-- Start DATA LISTING --

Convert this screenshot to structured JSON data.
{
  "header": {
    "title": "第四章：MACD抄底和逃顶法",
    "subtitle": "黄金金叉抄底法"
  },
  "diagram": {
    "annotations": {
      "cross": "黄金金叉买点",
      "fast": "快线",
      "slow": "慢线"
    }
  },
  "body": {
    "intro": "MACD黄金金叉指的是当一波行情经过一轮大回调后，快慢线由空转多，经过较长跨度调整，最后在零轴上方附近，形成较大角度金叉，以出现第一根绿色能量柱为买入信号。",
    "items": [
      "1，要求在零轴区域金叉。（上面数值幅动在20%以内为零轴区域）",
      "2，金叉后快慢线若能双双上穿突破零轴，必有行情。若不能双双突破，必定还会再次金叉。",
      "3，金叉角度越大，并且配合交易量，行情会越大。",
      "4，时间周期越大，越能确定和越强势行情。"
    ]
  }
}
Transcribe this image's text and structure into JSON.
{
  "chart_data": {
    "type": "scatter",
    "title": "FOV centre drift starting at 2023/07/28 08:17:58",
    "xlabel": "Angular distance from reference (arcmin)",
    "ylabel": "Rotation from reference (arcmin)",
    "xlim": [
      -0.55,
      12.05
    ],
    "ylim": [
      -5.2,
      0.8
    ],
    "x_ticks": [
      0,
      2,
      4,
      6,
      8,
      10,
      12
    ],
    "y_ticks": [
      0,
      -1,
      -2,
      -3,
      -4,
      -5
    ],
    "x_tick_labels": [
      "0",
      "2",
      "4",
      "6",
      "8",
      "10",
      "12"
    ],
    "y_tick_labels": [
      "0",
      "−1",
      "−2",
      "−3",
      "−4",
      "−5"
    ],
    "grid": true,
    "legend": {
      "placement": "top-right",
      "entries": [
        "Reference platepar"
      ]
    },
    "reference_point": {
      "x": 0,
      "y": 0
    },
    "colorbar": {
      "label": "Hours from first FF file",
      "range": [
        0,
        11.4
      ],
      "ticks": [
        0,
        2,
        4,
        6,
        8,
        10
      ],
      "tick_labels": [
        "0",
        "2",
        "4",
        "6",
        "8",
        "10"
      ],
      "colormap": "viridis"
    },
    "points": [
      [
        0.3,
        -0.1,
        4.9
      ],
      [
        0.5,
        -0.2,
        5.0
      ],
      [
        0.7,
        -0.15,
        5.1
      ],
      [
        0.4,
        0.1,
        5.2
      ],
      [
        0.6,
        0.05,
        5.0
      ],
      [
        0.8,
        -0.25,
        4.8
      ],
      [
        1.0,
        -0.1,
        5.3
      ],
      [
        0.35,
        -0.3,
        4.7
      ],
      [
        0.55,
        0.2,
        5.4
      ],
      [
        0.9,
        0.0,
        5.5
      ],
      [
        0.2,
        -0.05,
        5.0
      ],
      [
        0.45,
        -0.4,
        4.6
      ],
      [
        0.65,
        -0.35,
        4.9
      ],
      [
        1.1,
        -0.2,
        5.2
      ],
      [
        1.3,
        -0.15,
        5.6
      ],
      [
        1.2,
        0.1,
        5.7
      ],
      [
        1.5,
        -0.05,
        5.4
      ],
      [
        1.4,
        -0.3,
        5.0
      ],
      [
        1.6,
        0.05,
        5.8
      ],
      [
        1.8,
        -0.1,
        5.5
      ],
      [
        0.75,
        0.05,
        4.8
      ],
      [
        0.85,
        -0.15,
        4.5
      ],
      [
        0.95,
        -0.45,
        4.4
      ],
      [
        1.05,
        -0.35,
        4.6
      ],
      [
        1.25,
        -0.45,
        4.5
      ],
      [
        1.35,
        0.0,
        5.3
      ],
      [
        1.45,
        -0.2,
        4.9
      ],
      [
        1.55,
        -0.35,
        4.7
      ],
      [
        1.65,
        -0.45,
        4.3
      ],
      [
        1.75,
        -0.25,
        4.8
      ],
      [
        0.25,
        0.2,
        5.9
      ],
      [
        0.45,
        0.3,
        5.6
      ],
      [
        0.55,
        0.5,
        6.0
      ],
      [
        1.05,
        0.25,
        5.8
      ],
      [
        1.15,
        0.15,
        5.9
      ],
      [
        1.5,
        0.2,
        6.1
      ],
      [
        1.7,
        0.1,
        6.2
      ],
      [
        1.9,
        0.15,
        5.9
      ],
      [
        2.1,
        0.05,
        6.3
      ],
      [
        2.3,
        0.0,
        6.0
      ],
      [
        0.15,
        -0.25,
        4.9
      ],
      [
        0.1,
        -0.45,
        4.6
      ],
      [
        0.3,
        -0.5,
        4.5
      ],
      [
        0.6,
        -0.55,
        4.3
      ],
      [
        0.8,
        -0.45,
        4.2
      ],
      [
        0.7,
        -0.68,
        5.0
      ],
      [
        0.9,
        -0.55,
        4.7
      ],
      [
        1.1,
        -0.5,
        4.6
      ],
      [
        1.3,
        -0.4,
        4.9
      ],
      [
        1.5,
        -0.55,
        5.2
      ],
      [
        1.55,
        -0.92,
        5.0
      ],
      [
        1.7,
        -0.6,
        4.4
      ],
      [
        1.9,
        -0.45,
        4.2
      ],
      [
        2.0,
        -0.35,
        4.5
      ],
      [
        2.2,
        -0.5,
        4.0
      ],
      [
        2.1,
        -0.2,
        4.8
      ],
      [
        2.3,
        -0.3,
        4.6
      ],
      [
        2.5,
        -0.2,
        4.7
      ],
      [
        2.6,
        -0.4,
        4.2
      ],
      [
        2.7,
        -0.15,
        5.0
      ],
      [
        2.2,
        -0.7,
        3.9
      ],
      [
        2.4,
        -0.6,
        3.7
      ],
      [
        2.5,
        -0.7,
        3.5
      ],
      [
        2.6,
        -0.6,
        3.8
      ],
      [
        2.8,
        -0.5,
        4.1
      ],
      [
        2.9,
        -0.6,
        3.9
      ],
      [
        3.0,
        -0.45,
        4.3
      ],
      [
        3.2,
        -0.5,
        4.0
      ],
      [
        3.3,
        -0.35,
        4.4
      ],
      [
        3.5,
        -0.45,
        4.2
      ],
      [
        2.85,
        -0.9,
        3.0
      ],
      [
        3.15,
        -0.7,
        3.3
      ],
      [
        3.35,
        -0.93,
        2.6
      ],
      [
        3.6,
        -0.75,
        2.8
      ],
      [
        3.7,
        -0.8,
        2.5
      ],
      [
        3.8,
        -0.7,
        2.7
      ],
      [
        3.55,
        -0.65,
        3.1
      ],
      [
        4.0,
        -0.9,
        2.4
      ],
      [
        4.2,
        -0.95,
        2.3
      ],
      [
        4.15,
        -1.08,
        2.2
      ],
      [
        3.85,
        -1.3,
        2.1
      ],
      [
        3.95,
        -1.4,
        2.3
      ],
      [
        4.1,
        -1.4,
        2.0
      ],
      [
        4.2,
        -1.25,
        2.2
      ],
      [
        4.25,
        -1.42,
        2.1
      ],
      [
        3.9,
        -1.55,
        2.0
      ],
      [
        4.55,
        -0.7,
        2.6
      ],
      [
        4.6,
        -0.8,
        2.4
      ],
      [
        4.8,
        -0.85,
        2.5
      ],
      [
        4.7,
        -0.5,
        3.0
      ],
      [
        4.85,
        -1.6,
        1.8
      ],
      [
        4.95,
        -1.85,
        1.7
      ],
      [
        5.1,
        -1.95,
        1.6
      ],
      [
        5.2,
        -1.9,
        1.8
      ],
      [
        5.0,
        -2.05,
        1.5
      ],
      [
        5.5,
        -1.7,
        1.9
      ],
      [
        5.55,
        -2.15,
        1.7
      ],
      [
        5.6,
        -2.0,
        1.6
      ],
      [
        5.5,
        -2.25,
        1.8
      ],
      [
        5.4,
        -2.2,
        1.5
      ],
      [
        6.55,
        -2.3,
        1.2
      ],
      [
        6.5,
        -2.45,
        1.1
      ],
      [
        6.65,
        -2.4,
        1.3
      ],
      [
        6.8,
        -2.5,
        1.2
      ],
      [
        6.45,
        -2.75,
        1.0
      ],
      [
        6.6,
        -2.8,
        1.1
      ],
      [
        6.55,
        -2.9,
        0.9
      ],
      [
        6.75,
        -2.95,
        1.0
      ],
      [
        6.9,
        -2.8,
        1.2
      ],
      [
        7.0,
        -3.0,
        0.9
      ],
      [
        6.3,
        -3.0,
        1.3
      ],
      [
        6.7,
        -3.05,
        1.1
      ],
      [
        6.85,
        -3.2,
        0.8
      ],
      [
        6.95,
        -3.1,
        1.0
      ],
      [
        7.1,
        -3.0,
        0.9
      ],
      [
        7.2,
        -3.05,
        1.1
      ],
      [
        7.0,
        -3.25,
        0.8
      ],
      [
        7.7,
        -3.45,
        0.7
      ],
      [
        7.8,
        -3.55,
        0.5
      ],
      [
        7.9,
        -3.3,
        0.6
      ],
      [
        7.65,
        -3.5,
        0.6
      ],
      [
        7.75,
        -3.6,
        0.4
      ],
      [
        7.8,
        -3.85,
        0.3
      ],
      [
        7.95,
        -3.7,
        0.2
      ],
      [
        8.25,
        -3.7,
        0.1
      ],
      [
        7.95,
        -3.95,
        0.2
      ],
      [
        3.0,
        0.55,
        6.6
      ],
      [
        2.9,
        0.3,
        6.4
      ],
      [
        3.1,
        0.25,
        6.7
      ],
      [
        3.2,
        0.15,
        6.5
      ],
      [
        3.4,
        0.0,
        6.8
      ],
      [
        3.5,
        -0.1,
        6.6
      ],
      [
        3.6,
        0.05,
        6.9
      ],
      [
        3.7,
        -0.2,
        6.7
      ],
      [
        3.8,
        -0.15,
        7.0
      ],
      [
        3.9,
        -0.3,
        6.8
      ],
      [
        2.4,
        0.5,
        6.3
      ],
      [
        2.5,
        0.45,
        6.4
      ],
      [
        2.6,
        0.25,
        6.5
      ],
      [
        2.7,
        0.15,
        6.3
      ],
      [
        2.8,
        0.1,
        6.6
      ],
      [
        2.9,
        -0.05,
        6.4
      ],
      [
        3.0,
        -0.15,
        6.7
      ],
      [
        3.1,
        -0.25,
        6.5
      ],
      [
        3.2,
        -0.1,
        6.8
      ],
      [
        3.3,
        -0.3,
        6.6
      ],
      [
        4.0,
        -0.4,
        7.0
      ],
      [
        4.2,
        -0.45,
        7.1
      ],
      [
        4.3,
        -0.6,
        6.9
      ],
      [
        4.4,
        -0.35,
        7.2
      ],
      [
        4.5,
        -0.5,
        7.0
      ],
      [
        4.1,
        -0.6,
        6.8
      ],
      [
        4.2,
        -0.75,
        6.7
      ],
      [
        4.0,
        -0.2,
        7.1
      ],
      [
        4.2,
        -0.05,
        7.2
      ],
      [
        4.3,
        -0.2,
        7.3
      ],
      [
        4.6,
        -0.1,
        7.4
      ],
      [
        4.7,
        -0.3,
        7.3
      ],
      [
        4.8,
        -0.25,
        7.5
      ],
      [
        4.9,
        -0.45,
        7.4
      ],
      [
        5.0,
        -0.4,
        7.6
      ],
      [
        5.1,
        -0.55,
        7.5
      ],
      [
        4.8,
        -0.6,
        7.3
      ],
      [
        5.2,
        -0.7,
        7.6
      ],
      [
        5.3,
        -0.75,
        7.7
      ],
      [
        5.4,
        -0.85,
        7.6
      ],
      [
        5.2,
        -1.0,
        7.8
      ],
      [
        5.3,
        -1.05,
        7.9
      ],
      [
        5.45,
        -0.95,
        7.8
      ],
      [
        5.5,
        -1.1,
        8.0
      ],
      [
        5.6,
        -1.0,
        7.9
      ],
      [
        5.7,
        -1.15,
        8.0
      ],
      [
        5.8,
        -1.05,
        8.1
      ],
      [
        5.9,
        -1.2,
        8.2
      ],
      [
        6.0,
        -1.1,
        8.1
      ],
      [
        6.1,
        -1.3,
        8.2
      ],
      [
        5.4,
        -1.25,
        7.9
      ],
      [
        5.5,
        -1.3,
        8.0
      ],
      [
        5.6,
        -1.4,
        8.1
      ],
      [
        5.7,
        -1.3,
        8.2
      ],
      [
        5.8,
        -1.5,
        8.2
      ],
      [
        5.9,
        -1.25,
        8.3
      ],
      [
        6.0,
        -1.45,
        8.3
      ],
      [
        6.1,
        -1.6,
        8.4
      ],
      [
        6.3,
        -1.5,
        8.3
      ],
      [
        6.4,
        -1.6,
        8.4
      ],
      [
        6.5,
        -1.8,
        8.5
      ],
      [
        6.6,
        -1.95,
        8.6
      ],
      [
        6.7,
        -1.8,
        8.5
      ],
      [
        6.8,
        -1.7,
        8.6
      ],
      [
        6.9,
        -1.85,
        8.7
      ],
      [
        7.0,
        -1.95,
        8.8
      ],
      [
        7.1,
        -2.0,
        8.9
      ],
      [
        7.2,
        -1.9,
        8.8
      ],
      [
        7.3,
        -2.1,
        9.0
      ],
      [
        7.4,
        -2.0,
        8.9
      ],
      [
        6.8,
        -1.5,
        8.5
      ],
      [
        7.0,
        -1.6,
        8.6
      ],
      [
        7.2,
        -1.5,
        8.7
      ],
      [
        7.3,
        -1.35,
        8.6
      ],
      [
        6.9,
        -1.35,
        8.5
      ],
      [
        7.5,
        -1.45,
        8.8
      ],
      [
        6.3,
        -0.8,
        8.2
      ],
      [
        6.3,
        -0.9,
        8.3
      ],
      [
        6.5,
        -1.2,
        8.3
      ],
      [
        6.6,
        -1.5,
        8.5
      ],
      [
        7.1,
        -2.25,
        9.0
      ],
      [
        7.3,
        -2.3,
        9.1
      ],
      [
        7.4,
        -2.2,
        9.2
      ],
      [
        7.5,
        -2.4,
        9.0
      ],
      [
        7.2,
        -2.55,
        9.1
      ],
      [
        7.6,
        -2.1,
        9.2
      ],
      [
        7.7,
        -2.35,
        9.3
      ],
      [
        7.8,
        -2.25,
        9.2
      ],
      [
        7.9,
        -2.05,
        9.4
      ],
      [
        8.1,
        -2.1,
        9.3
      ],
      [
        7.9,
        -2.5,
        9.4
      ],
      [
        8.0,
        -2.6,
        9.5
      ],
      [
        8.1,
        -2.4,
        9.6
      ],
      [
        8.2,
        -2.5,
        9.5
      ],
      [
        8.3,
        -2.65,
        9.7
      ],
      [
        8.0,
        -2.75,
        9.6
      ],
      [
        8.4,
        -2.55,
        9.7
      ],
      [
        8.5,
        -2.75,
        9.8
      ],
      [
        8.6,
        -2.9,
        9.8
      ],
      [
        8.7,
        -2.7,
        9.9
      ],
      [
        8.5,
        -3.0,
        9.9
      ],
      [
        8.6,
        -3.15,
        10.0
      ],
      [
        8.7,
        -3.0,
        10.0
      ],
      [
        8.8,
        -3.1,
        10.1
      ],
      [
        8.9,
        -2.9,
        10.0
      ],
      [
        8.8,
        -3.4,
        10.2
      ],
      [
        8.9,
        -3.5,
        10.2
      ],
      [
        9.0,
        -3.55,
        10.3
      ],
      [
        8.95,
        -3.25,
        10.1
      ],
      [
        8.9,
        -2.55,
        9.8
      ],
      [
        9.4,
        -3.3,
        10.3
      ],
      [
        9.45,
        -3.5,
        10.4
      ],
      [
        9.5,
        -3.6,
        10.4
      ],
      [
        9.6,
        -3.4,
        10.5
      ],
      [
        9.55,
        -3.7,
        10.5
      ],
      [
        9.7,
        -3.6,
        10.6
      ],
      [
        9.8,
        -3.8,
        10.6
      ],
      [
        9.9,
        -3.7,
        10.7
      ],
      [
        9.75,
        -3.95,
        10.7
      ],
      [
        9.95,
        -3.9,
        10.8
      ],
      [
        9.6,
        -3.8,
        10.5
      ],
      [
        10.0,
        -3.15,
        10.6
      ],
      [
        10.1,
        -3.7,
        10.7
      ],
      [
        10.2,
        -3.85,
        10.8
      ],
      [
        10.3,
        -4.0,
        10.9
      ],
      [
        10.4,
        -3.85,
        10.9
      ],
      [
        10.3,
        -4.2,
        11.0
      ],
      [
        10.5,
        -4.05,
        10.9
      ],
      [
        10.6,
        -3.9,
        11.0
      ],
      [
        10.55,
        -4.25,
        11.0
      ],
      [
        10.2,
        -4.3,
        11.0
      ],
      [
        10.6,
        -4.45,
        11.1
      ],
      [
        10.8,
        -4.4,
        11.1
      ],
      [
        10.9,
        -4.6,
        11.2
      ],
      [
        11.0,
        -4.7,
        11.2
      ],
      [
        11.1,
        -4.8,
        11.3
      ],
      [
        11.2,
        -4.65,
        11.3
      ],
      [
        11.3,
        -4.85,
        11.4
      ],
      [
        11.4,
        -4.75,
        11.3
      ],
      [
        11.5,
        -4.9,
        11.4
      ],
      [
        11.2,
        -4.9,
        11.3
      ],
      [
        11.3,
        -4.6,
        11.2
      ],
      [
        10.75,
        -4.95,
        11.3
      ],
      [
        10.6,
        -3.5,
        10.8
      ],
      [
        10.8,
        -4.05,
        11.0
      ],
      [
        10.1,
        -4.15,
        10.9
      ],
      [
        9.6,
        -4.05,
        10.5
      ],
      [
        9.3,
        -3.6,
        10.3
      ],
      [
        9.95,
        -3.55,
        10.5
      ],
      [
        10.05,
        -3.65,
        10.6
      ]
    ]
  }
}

-- End DATA LISTING --

- _TASK TO COMPLETE_
Copy each line of the listing that includes "JSON".

- _ANSWER TO THE EXERCISE_
Convert this screenshot to structured JSON data.
Transcribe this image's text and structure into JSON.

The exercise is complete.